§ **WRITTEN EXERCISE**
Copy the data exactly as it appears, and do not include any pictures.

** begin **

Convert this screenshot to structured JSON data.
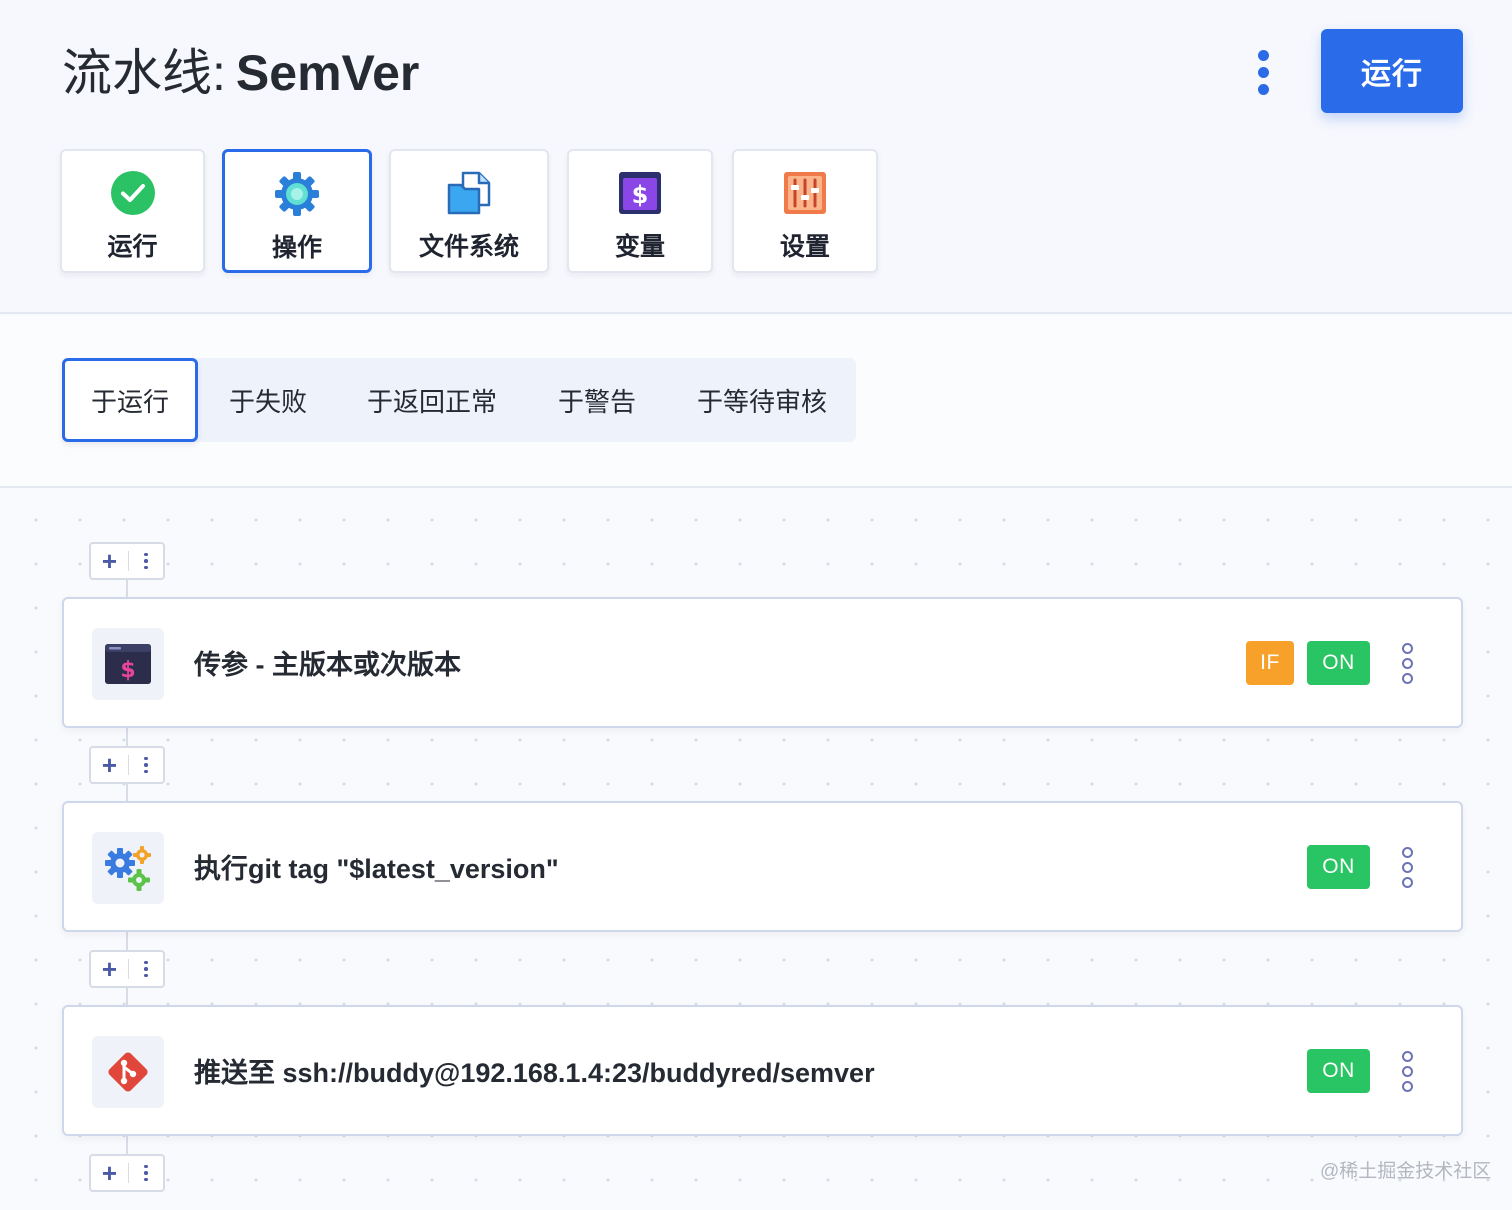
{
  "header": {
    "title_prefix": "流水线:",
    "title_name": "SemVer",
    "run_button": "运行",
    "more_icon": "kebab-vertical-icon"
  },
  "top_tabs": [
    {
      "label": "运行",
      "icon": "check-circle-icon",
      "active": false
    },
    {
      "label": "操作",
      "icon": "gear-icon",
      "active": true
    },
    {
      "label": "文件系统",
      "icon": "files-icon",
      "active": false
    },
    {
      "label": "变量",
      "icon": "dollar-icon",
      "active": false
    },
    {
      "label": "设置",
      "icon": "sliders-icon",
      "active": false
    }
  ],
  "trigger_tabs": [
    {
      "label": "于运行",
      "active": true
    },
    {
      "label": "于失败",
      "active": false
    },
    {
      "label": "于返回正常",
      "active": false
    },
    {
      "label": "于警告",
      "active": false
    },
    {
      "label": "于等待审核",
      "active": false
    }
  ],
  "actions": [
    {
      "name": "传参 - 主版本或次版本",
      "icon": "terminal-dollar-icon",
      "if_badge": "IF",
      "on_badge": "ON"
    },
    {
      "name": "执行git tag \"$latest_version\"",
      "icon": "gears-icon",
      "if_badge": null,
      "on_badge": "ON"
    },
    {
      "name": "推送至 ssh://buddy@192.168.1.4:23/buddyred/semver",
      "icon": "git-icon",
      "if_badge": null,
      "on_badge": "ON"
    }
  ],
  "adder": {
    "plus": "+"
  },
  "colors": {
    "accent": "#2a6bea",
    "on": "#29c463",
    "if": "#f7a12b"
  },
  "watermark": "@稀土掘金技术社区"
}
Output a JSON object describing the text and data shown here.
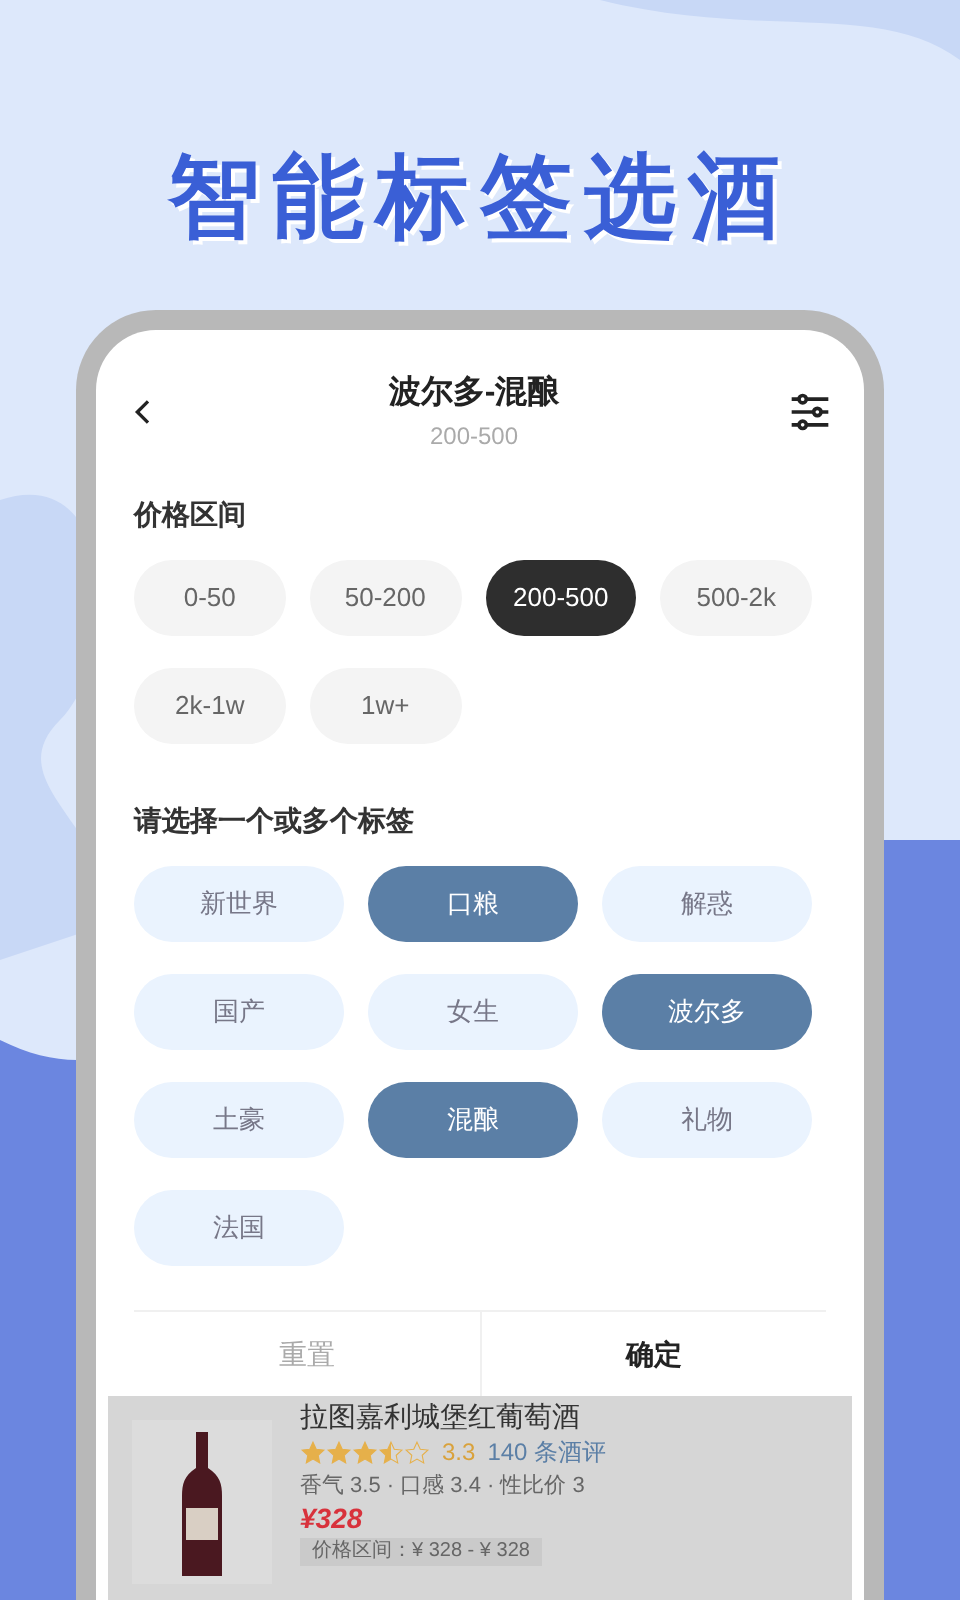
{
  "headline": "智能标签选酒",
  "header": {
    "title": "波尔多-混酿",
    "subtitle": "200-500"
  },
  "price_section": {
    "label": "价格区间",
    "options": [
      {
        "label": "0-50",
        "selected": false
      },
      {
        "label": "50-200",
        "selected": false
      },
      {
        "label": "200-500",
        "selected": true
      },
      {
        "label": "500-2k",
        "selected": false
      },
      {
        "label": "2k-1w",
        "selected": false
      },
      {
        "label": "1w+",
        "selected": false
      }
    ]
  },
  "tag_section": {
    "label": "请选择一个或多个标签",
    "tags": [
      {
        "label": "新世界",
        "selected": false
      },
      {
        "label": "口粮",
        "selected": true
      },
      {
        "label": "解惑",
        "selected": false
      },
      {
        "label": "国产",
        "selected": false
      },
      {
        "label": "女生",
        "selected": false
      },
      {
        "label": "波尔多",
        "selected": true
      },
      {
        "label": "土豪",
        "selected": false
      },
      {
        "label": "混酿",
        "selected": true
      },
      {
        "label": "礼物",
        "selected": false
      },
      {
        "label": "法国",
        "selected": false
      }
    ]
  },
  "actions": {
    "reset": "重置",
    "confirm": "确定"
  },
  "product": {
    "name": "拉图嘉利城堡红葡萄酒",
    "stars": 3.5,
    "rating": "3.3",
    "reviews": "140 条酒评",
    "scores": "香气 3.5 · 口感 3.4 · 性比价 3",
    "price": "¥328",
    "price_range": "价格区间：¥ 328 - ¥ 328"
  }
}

** end **

§ **WRITTEN SOLUTION**
Convert this screenshot to structured JSON data.
{
  "header": {
    "title_prefix": "流水线:",
    "title_name": "SemVer",
    "run_button": "运行",
    "more_icon": "kebab-vertical-icon"
  },
  "top_tabs": [
    {
      "label": "运行",
      "icon": "check-circle-icon",
      "active": false
    },
    {
      "label": "操作",
      "icon": "gear-icon",
      "active": true
    },
    {
      "label": "文件系统",
      "icon": "files-icon",
      "active": false
    },
    {
      "label": "变量",
      "icon": "dollar-icon",
      "active": false
    },
    {
      "label": "设置",
      "icon": "sliders-icon",
      "active": false
    }
  ],
  "trigger_tabs": [
    {
      "label": "于运行",
      "active": true
    },
    {
      "label": "于失败",
      "active": false
    },
    {
      "label": "于返回正常",
      "active": false
    },
    {
      "label": "于警告",
      "active": false
    },
    {
      "label": "于等待审核",
      "active": false
    }
  ],
  "actions": [
    {
      "name": "传参 - 主版本或次版本",
      "icon": "terminal-dollar-icon",
      "if_badge": "IF",
      "on_badge": "ON"
    },
    {
      "name": "执行git tag \"$latest_version\"",
      "icon": "gears-icon",
      "if_badge": null,
      "on_badge": "ON"
    },
    {
      "name": "推送至 ssh://buddy@192.168.1.4:23/buddyred/semver",
      "icon": "git-icon",
      "if_badge": null,
      "on_badge": "ON"
    }
  ],
  "adder": {
    "plus": "+"
  },
  "colors": {
    "accent": "#2a6bea",
    "on": "#29c463",
    "if": "#f7a12b"
  },
  "watermark": "@稀土掘金技术社区"
}
Output a JSON object describing the text and data shown here.
{
  "headline": "智能标签选酒",
  "header": {
    "title": "波尔多-混酿",
    "subtitle": "200-500"
  },
  "price_section": {
    "label": "价格区间",
    "options": [
      {
        "label": "0-50",
        "selected": false
      },
      {
        "label": "50-200",
        "selected": false
      },
      {
        "label": "200-500",
        "selected": true
      },
      {
        "label": "500-2k",
        "selected": false
      },
      {
        "label": "2k-1w",
        "selected": false
      },
      {
        "label": "1w+",
        "selected": false
      }
    ]
  },
  "tag_section": {
    "label": "请选择一个或多个标签",
    "tags": [
      {
        "label": "新世界",
        "selected": false
      },
      {
        "label": "口粮",
        "selected": true
      },
      {
        "label": "解惑",
        "selected": false
      },
      {
        "label": "国产",
        "selected": false
      },
      {
        "label": "女生",
        "selected": false
      },
      {
        "label": "波尔多",
        "selected": true
      },
      {
        "label": "土豪",
        "selected": false
      },
      {
        "label": "混酿",
        "selected": true
      },
      {
        "label": "礼物",
        "selected": false
      },
      {
        "label": "法国",
        "selected": false
      }
    ]
  },
  "actions": {
    "reset": "重置",
    "confirm": "确定"
  },
  "product": {
    "name": "拉图嘉利城堡红葡萄酒",
    "stars": 3.5,
    "rating": "3.3",
    "reviews": "140 条酒评",
    "scores": "香气 3.5 · 口感 3.4 · 性比价 3",
    "price": "¥328",
    "price_range": "价格区间：¥ 328 - ¥ 328"
  }
}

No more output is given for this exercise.